» **設問と課題**
1. 本文で、お墓参りやお墓が何のためにあるのかについて、筆者が有力視しているのはどんな説か。
2. 本文から「これのどちらか、もしくはこれ」に始まり「ばならない理由も見出せない。」に至るまでの全文を、一字も変えずに返す。

» **提示本文**
= = = = = = =

お墓のコト

 

 ネットのお墓の話を聞いたことがある。といっても、具体的にどんなものだか聞いたわけではない。ただ、「ネットでお墓参りというのがある」とだけ。さらに、「誰かが死んだらそれを利用するのでは?」とも言われた。……私は基本的に面倒くさがりなので、そのように見えるらしい。でも……多分、しないと思う。確かに普通の墓参りは面倒がって行かないかもしれないが、「ネットで墓参り」という、何のためにするのかわからない行為をする可能性は、それよりもさらに低い。

 最初に書いた通り、私は「ネットで墓参り」というのがどういうものだか知らない。だから、ここから先は、私の想像をもとに書くことになる。ひょとすると、後々想像とまるで違う事実を知ることになるかもしれない。だが、完全にハズレた前提をもとにしてあれこれ述べ立てたもの……というのも、昔書かれた「未来予想」「DQの新シリーズはこうなる!?」「この作品の今後の展開予想」などをずっと後になって読み返す時のような楽しみをもたらすかもしれない。……と、いうわけで、このコラムは、間違っているかもしれない前提をもとに、書き進めていく。

 それで、前提となる「ネットで墓参り」だが……この言葉を聞いたときに私の頭に浮かんだのは、次のようなことである。

 お墓や線香の映像、手を合わせる映像などが出てきて、なんとなく実際にお墓参りしたような気分になれる。ちなみに、私のイメージではごく簡単なアニメ絵。

 ネットでしかるべきところに申し込むと、そこの人が、代わりにお墓参りをしてくれる。

 これのどちらか、もしくはこれらの複合型だと思ったわけで、これをもとに、話を進めていく。

 まず、お墓参りは何のためにするのか。お墓は何のためにあるのか。……で、私が有力視しているのは、「残された者が、故人を偲ぶ場所を必要としたため」という説である。そして、この説を採用した場合、「ネットで墓参り」というのは、全く無意味なものになるのである。

 そもそも、私は、「お墓」というものに対する思い入れがほとんどない。確かに、今まで住んでいたところは、大抵近くにお墓がある所で、一度はそこで人魂を見たりしたこともある。だが、「お墓参り」ということになると、実は、あまり行ったことがない。どういうわけか、親類のお墓は、どれも遠いところにあり、とても日帰りで行けるような距離ではない。まあ、交通機関の発達した現在、その気になれば不可能ではないのだろうが、そうまでして「墓参り」に行かなければならない理由も見出せない。

 「故人を偲ぶ」ということなら、写真や形見の品、それによく故人と会っていた場所……などのほうが、よほど感情移入しやすいように思えるのだが……。冷たい石の塊など見ても、そこに死者の面影は見出せない。もう少し厳粛なものが必要なら、「仏壇」というものもあることだし、わざわざ遠方まで石に水をかけるために行かなくても……という気分だ。

= = = = = = =

» **保存記録**

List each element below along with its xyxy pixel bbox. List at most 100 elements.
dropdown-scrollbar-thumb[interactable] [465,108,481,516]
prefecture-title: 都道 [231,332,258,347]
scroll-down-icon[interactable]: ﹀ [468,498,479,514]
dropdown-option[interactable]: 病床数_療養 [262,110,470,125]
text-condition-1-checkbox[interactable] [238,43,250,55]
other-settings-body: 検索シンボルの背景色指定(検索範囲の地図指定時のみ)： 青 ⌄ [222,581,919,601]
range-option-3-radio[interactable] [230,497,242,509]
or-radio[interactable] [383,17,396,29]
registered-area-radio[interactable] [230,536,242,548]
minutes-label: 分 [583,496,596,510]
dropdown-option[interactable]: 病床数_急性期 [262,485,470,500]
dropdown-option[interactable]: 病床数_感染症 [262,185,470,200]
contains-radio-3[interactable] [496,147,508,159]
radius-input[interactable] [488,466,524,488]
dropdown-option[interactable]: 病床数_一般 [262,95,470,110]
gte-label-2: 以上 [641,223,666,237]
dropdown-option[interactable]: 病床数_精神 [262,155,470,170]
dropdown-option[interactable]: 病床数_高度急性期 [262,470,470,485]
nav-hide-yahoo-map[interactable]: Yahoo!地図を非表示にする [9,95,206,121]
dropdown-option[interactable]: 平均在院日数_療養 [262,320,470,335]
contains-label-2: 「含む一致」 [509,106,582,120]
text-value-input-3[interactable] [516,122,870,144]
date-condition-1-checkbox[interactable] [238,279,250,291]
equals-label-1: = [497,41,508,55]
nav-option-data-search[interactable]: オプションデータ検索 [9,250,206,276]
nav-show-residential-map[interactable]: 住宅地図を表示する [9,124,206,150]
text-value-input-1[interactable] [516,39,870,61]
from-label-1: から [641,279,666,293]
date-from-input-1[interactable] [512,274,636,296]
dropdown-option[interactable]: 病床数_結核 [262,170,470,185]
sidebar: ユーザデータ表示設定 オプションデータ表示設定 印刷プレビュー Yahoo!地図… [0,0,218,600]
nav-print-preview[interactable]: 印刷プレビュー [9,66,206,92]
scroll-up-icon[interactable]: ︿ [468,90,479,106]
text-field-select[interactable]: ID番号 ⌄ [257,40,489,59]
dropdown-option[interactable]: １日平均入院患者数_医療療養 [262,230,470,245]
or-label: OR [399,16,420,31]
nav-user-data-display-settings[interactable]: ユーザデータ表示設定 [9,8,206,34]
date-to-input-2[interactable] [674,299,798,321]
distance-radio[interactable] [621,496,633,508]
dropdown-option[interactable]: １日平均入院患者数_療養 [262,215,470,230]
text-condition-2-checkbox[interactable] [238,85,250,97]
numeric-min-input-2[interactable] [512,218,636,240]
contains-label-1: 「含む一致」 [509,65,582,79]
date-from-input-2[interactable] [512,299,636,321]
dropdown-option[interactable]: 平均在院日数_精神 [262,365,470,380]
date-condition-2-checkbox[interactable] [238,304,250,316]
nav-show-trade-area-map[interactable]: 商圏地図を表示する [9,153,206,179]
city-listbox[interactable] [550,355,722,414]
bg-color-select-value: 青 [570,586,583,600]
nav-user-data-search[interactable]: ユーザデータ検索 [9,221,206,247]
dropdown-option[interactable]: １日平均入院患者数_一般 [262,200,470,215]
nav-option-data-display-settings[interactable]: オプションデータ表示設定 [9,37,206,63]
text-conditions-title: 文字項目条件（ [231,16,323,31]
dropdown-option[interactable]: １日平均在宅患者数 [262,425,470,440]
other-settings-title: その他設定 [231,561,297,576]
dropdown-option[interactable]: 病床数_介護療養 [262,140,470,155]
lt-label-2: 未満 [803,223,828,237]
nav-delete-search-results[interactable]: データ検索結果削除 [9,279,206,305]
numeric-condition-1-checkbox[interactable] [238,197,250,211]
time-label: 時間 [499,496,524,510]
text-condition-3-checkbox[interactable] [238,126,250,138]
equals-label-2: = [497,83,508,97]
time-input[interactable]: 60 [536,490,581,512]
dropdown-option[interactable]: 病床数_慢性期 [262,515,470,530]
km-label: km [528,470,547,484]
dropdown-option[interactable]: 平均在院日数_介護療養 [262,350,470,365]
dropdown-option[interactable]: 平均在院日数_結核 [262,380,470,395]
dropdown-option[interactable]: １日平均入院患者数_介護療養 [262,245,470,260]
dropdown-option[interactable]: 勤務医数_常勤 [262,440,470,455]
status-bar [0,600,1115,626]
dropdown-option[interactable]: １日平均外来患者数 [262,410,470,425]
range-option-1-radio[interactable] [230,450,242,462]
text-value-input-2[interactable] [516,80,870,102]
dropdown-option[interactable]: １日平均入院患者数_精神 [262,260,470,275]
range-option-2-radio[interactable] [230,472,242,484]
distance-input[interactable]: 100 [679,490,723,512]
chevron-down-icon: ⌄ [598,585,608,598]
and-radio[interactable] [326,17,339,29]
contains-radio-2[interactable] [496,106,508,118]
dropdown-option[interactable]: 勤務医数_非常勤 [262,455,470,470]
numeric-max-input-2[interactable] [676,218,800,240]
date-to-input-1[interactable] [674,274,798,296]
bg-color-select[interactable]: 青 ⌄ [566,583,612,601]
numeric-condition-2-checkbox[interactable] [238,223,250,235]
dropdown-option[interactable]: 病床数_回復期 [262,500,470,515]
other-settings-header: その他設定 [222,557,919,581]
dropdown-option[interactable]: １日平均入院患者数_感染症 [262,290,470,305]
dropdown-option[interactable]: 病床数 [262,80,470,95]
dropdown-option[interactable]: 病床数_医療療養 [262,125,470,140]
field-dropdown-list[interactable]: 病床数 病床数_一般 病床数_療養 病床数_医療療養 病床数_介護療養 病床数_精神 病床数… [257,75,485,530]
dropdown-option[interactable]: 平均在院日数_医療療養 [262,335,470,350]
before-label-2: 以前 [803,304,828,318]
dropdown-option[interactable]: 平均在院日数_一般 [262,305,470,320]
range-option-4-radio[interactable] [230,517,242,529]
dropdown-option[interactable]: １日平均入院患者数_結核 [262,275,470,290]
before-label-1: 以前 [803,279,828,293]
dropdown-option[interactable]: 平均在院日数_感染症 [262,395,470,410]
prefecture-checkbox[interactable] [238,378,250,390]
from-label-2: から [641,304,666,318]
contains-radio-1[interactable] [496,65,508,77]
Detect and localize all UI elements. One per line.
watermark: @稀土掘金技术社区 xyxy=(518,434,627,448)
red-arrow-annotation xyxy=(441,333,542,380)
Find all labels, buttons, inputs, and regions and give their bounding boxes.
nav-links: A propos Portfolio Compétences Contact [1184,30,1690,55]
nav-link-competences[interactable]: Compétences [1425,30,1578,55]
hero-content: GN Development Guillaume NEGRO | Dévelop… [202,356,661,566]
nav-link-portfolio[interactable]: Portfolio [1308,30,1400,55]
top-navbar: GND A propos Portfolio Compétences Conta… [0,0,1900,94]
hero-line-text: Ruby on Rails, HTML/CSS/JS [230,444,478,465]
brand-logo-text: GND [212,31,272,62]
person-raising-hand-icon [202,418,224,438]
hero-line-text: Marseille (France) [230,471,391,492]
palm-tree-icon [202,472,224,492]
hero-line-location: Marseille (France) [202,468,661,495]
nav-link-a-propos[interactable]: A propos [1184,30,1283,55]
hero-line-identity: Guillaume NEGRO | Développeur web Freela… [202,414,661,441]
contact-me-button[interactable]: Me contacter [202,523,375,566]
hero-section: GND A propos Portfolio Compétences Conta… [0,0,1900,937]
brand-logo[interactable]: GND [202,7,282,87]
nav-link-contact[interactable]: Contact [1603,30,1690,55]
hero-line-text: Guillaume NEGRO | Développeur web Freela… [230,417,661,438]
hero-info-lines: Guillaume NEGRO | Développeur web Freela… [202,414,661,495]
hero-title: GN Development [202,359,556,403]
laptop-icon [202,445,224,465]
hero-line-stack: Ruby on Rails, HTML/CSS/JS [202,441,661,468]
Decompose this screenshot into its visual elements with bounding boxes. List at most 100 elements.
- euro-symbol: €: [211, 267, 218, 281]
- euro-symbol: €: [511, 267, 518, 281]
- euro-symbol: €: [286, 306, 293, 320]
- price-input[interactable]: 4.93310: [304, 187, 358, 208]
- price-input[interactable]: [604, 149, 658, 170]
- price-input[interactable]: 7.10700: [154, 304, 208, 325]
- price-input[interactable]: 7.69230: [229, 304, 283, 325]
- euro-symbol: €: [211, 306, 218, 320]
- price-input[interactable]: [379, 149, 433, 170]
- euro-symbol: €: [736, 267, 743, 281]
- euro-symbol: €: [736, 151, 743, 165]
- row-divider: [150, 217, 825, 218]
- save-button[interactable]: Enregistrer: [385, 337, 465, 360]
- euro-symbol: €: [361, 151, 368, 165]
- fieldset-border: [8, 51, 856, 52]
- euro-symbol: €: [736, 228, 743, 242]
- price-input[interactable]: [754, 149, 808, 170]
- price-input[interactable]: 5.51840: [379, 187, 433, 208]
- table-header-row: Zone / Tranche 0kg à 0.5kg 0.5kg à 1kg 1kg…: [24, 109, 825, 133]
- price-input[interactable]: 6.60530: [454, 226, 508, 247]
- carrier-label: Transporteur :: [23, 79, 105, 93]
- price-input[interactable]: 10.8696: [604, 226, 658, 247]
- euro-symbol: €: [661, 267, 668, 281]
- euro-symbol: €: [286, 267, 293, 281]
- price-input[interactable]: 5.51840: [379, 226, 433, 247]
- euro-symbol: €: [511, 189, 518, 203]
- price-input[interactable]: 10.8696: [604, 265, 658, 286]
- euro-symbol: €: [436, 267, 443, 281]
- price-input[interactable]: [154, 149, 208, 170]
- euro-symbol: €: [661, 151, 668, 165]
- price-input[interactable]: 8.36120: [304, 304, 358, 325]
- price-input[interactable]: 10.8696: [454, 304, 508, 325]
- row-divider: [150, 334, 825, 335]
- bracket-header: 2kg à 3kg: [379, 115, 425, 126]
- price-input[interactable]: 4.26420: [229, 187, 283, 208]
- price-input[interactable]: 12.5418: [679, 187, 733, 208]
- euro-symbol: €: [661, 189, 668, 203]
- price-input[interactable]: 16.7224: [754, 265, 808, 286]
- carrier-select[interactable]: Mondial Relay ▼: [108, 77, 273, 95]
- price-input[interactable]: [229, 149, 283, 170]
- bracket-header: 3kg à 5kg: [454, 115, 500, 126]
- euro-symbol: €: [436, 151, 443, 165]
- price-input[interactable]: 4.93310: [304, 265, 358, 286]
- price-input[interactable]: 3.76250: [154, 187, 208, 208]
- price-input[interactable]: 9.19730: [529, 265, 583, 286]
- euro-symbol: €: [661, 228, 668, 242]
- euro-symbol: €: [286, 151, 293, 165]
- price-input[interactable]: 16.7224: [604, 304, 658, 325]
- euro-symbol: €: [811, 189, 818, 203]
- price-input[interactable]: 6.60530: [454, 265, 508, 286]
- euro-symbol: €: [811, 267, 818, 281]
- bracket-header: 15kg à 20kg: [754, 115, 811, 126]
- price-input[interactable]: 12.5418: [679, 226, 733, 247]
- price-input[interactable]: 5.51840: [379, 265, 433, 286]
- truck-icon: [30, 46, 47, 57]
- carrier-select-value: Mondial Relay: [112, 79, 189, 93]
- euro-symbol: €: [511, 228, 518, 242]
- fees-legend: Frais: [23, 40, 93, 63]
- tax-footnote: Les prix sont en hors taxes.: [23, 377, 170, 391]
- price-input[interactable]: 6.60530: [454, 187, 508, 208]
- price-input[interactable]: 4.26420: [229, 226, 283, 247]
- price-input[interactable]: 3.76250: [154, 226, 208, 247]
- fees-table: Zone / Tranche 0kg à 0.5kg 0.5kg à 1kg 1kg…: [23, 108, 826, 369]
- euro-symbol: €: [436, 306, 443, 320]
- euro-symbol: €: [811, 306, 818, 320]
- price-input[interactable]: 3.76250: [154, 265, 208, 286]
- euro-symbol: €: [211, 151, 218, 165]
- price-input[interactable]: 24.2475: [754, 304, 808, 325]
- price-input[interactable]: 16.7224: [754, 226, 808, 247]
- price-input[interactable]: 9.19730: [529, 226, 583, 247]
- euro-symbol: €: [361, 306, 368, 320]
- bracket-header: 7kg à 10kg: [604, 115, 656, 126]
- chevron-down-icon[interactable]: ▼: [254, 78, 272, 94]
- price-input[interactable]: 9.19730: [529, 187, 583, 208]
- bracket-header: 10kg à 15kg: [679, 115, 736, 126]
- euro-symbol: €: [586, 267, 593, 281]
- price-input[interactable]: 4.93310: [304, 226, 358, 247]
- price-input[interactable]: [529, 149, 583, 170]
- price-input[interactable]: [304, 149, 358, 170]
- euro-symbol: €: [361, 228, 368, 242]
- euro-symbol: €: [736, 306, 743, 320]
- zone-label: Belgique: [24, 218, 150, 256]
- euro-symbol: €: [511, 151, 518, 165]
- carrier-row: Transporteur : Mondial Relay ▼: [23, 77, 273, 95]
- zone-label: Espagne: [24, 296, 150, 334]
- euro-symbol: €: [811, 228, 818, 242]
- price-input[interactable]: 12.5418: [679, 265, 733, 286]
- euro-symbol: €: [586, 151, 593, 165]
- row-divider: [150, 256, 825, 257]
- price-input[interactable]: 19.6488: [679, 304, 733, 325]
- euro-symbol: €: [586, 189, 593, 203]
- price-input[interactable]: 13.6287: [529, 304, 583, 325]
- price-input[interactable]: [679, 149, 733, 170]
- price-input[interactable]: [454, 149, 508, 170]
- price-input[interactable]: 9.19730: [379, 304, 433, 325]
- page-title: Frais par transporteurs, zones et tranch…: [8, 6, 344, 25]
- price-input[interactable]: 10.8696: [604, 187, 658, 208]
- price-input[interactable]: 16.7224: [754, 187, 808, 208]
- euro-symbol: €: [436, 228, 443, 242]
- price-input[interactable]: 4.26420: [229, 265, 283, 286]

= = = = = = =

» **課題の解答**
1. 「残された者が、故人を偲ぶ場所を必要としたため」という説。

2.
これのどちらか、もしくはこれらの複合型だと思ったわけで、これをもとに、話を進めていく。

 まず、お墓参りは何のためにするのか。お墓は何のためにあるのか。……で、私が有力視しているのは、「残された者が、故人を偲ぶ場所を必要としたため」という説である。そして、この説を採用した場合、「ネットで墓参り」というのは、全く無意味なものになるのである。

 そもそも、私は、「お墓」というものに対する思い入れがほとんどない。確かに、今まで住んでいたところは、大抵近くにお墓がある所で、一度はそこで人魂を見たりしたこともある。だが、「お墓参り」ということになると、実は、あまり行ったことがない。どういうわけか、親類のお墓は、どれも遠いところにあり、とても日帰りで行けるような距離ではない。まあ、交通機関の発達した現在、その気になれば不可能ではないのだろうが、そうまでして「墓参り」に行かなければならない理由も見出せない。